-- start Material provided --
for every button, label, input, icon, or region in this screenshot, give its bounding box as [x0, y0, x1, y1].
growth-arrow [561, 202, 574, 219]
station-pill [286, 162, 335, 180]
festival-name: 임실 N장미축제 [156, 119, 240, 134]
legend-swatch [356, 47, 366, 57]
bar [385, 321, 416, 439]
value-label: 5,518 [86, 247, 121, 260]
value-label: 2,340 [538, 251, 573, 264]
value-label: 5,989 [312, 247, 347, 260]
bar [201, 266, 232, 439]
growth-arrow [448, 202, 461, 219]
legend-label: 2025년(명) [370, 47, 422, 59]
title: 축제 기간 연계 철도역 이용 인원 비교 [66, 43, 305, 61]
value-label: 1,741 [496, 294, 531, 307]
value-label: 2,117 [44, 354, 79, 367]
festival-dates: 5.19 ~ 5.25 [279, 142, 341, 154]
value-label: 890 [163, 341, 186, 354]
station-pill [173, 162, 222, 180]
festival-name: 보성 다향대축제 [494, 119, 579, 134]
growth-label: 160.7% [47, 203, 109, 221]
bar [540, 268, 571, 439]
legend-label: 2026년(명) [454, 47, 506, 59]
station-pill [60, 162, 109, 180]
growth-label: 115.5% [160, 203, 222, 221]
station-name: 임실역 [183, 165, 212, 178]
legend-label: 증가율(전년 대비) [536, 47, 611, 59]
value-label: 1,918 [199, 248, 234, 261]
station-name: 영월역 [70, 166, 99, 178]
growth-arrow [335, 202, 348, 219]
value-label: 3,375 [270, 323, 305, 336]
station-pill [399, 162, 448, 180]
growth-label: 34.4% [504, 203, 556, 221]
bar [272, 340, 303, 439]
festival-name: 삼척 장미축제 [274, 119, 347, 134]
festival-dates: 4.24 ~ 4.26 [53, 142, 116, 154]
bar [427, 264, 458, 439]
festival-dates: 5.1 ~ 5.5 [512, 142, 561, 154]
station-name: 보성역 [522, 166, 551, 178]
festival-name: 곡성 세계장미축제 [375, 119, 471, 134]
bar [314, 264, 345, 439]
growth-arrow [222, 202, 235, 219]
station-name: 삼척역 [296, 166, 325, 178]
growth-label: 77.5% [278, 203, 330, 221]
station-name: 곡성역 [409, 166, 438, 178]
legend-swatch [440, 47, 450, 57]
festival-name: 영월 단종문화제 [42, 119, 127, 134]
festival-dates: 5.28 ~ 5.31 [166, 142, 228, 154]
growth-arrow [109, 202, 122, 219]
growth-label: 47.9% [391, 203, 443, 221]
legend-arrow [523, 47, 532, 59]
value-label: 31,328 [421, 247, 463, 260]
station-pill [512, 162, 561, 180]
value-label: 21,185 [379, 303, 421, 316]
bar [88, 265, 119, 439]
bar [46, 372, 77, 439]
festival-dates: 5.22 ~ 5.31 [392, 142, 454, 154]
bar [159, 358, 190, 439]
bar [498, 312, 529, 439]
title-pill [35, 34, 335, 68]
-- end Material provided --
**Objective:**
Can you give back the material from its first line through the line containing "festival-name: 삼척 장미축제 [274, 119, 347, 134]", with both ends included and every line copied word for word?

**Reply:**
for every button, label, input, icon, or region in this screenshot, give its bounding box as [x0, y0, x1, y1].
growth-arrow [561, 202, 574, 219]
station-pill [286, 162, 335, 180]
festival-name: 임실 N장미축제 [156, 119, 240, 134]
legend-swatch [356, 47, 366, 57]
bar [385, 321, 416, 439]
value-label: 5,518 [86, 247, 121, 260]
value-label: 2,340 [538, 251, 573, 264]
value-label: 5,989 [312, 247, 347, 260]
bar [201, 266, 232, 439]
growth-arrow [448, 202, 461, 219]
legend-label: 2025년(명) [370, 47, 422, 59]
title: 축제 기간 연계 철도역 이용 인원 비교 [66, 43, 305, 61]
value-label: 1,741 [496, 294, 531, 307]
value-label: 2,117 [44, 354, 79, 367]
festival-dates: 5.19 ~ 5.25 [279, 142, 341, 154]
value-label: 890 [163, 341, 186, 354]
station-pill [173, 162, 222, 180]
festival-name: 보성 다향대축제 [494, 119, 579, 134]
growth-label: 160.7% [47, 203, 109, 221]
bar [540, 268, 571, 439]
legend-label: 2026년(명) [454, 47, 506, 59]
station-pill [60, 162, 109, 180]
growth-label: 115.5% [160, 203, 222, 221]
station-name: 임실역 [183, 165, 212, 178]
legend-label: 증가율(전년 대비) [536, 47, 611, 59]
value-label: 1,918 [199, 248, 234, 261]
station-name: 영월역 [70, 166, 99, 178]
growth-arrow [335, 202, 348, 219]
value-label: 3,375 [270, 323, 305, 336]
station-pill [399, 162, 448, 180]
growth-label: 34.4% [504, 203, 556, 221]
bar [272, 340, 303, 439]
festival-name: 삼척 장미축제 [274, 119, 347, 134]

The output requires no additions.